»»

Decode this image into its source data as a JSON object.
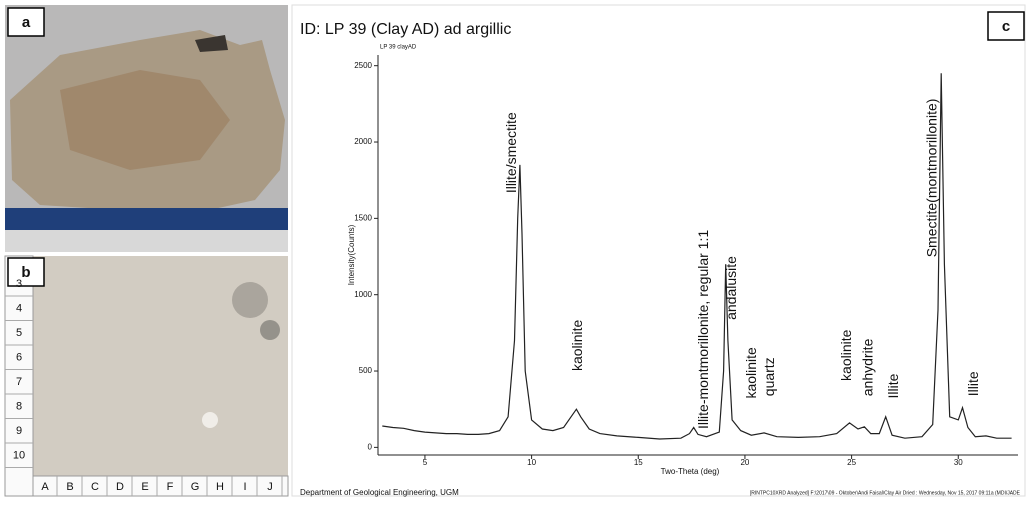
{
  "panel_labels": [
    "a",
    "b",
    "c"
  ],
  "ruler": {
    "rows": [
      "3",
      "4",
      "5",
      "6",
      "7",
      "8",
      "9",
      "10"
    ],
    "columns": [
      "A",
      "B",
      "C",
      "D",
      "E",
      "F",
      "G",
      "H",
      "I",
      "J"
    ]
  },
  "chart_data": {
    "type": "line",
    "title": "ID: LP 39 (Clay AD) ad argillic",
    "subtitle": "LP 39 clayAD",
    "x_label": "Two-Theta (deg)",
    "y_label": "Intensity(Counts)",
    "footer_left": "Department of Geological Engineering, UGM",
    "footer_right": "[RINTPC10XRD Analyzed] F:\\2017\\09 - Oktober\\Andi Faisal\\Clay Air Dried : Wednesday, Nov 15, 2017 09:11a (MDI/JADE",
    "color": "#222222",
    "x": [
      3,
      3.5,
      4,
      4.5,
      5,
      5.5,
      6,
      6.5,
      7,
      7.5,
      8,
      8.5,
      8.9,
      9.2,
      9.35,
      9.45,
      9.55,
      9.7,
      10,
      10.5,
      11,
      11.5,
      11.9,
      12.1,
      12.3,
      12.7,
      13.2,
      14,
      15,
      16,
      17,
      17.4,
      17.6,
      17.8,
      18.2,
      18.8,
      19.0,
      19.1,
      19.2,
      19.4,
      19.8,
      20.3,
      20.9,
      21.5,
      22.5,
      23.5,
      24.3,
      24.9,
      25.3,
      25.6,
      25.9,
      26.3,
      26.6,
      26.9,
      27.5,
      28.3,
      28.8,
      29.05,
      29.2,
      29.35,
      29.6,
      30.0,
      30.2,
      30.45,
      30.8,
      31.3,
      31.8,
      32.5
    ],
    "values": [
      140,
      130,
      125,
      110,
      100,
      95,
      90,
      90,
      85,
      85,
      90,
      110,
      200,
      700,
      1500,
      1850,
      1400,
      500,
      180,
      120,
      110,
      130,
      210,
      250,
      200,
      120,
      90,
      75,
      65,
      55,
      60,
      90,
      130,
      85,
      70,
      100,
      500,
      1200,
      700,
      180,
      110,
      80,
      95,
      70,
      65,
      70,
      90,
      160,
      120,
      135,
      90,
      90,
      200,
      80,
      60,
      70,
      150,
      900,
      2450,
      1200,
      200,
      180,
      260,
      130,
      70,
      75,
      60,
      60
    ],
    "xlim": [
      2.8,
      32.8
    ],
    "xticks": [
      5,
      10,
      15,
      20,
      25,
      30
    ],
    "ylim": [
      -50,
      2570
    ],
    "yticks": [
      0,
      500,
      1000,
      1500,
      2000,
      2500
    ],
    "annotations": [
      {
        "text": "Illite/smectite",
        "x": 9.1,
        "y": 1665
      },
      {
        "text": "kaolinite",
        "x": 12.2,
        "y": 500
      },
      {
        "text": "Illite-montmorillonite, regular 1:1",
        "x": 18.1,
        "y": 120
      },
      {
        "text": "andalusite",
        "x": 19.4,
        "y": 835
      },
      {
        "text": "kaolinite",
        "x": 20.35,
        "y": 320
      },
      {
        "text": "quartz",
        "x": 21.2,
        "y": 335
      },
      {
        "text": "kaolinite",
        "x": 24.8,
        "y": 435
      },
      {
        "text": "anhydrite",
        "x": 25.8,
        "y": 335
      },
      {
        "text": "Illite",
        "x": 27.0,
        "y": 320
      },
      {
        "text": "Smectite(montmorillonite)",
        "x": 28.8,
        "y": 1245
      },
      {
        "text": "Illite",
        "x": 30.75,
        "y": 335
      }
    ]
  }
}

««

■ Task requirements
Give back each entry exactly as it appears, with no pictures.

■ Response
Decode this image into its source data as a JSON object.
{
  "panel_labels": [
    "a",
    "b",
    "c"
  ],
  "ruler": {
    "rows": [
      "3",
      "4",
      "5",
      "6",
      "7",
      "8",
      "9",
      "10"
    ],
    "columns": [
      "A",
      "B",
      "C",
      "D",
      "E",
      "F",
      "G",
      "H",
      "I",
      "J"
    ]
  },
  "chart_data": {
    "type": "line",
    "title": "ID: LP 39 (Clay AD) ad argillic",
    "subtitle": "LP 39 clayAD",
    "x_label": "Two-Theta (deg)",
    "y_label": "Intensity(Counts)",
    "footer_left": "Department of Geological Engineering, UGM",
    "footer_right": "[RINTPC10XRD Analyzed] F:\\2017\\09 - Oktober\\Andi Faisal\\Clay Air Dried : Wednesday, Nov 15, 2017 09:11a (MDI/JADE",
    "color": "#222222",
    "x": [
      3,
      3.5,
      4,
      4.5,
      5,
      5.5,
      6,
      6.5,
      7,
      7.5,
      8,
      8.5,
      8.9,
      9.2,
      9.35,
      9.45,
      9.55,
      9.7,
      10,
      10.5,
      11,
      11.5,
      11.9,
      12.1,
      12.3,
      12.7,
      13.2,
      14,
      15,
      16,
      17,
      17.4,
      17.6,
      17.8,
      18.2,
      18.8,
      19.0,
      19.1,
      19.2,
      19.4,
      19.8,
      20.3,
      20.9,
      21.5,
      22.5,
      23.5,
      24.3,
      24.9,
      25.3,
      25.6,
      25.9,
      26.3,
      26.6,
      26.9,
      27.5,
      28.3,
      28.8,
      29.05,
      29.2,
      29.35,
      29.6,
      30.0,
      30.2,
      30.45,
      30.8,
      31.3,
      31.8,
      32.5
    ],
    "values": [
      140,
      130,
      125,
      110,
      100,
      95,
      90,
      90,
      85,
      85,
      90,
      110,
      200,
      700,
      1500,
      1850,
      1400,
      500,
      180,
      120,
      110,
      130,
      210,
      250,
      200,
      120,
      90,
      75,
      65,
      55,
      60,
      90,
      130,
      85,
      70,
      100,
      500,
      1200,
      700,
      180,
      110,
      80,
      95,
      70,
      65,
      70,
      90,
      160,
      120,
      135,
      90,
      90,
      200,
      80,
      60,
      70,
      150,
      900,
      2450,
      1200,
      200,
      180,
      260,
      130,
      70,
      75,
      60,
      60
    ],
    "xlim": [
      2.8,
      32.8
    ],
    "xticks": [
      5,
      10,
      15,
      20,
      25,
      30
    ],
    "ylim": [
      -50,
      2570
    ],
    "yticks": [
      0,
      500,
      1000,
      1500,
      2000,
      2500
    ],
    "annotations": [
      {
        "text": "Illite/smectite",
        "x": 9.1,
        "y": 1665
      },
      {
        "text": "kaolinite",
        "x": 12.2,
        "y": 500
      },
      {
        "text": "Illite-montmorillonite, regular 1:1",
        "x": 18.1,
        "y": 120
      },
      {
        "text": "andalusite",
        "x": 19.4,
        "y": 835
      },
      {
        "text": "kaolinite",
        "x": 20.35,
        "y": 320
      },
      {
        "text": "quartz",
        "x": 21.2,
        "y": 335
      },
      {
        "text": "kaolinite",
        "x": 24.8,
        "y": 435
      },
      {
        "text": "anhydrite",
        "x": 25.8,
        "y": 335
      },
      {
        "text": "Illite",
        "x": 27.0,
        "y": 320
      },
      {
        "text": "Smectite(montmorillonite)",
        "x": 28.8,
        "y": 1245
      },
      {
        "text": "Illite",
        "x": 30.75,
        "y": 335
      }
    ]
  }
}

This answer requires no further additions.